What to do | Return every record exactly as written.

Dataset excerpt |
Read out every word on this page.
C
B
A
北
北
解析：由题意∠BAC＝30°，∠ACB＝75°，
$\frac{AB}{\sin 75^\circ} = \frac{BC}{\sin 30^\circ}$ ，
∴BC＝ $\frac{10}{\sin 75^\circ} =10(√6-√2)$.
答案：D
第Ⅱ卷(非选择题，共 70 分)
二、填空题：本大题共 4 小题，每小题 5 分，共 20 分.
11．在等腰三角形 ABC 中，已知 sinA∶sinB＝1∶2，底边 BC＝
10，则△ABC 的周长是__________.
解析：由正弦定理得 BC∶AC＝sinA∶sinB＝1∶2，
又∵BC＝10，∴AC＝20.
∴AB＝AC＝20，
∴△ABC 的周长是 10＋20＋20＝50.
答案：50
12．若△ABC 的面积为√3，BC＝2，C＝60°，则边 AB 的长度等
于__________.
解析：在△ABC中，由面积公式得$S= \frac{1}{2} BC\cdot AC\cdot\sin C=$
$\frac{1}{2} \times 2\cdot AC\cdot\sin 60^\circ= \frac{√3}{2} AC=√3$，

Response below |
Read out every word on this page.
C
B
A
北
北
解析：由题意∠BAC＝30°，∠ACB＝75°，
$\frac{AB}{\sin 75^\circ} = \frac{BC}{\sin 30^\circ}$ ，
∴BC＝ $\frac{10}{\sin 75^\circ} =10(√6-√2)$.
答案：D
第Ⅱ卷(非选择题，共 70 分)
二、填空题：本大题共 4 小题，每小题 5 分，共 20 分.
11．在等腰三角形 ABC 中，已知 sinA∶sinB＝1∶2，底边 BC＝
10，则△ABC 的周长是__________.
解析：由正弦定理得 BC∶AC＝sinA∶sinB＝1∶2，
又∵BC＝10，∴AC＝20.
∴AB＝AC＝20，
∴△ABC 的周长是 10＋20＋20＝50.
答案：50
12．若△ABC 的面积为√3，BC＝2，C＝60°，则边 AB 的长度等
于__________.
解析：在△ABC中，由面积公式得$S= \frac{1}{2} BC\cdot AC\cdot\sin C=$
$\frac{1}{2} \times 2\cdot AC\cdot\sin 60^\circ= \frac{√3}{2} AC=√3$，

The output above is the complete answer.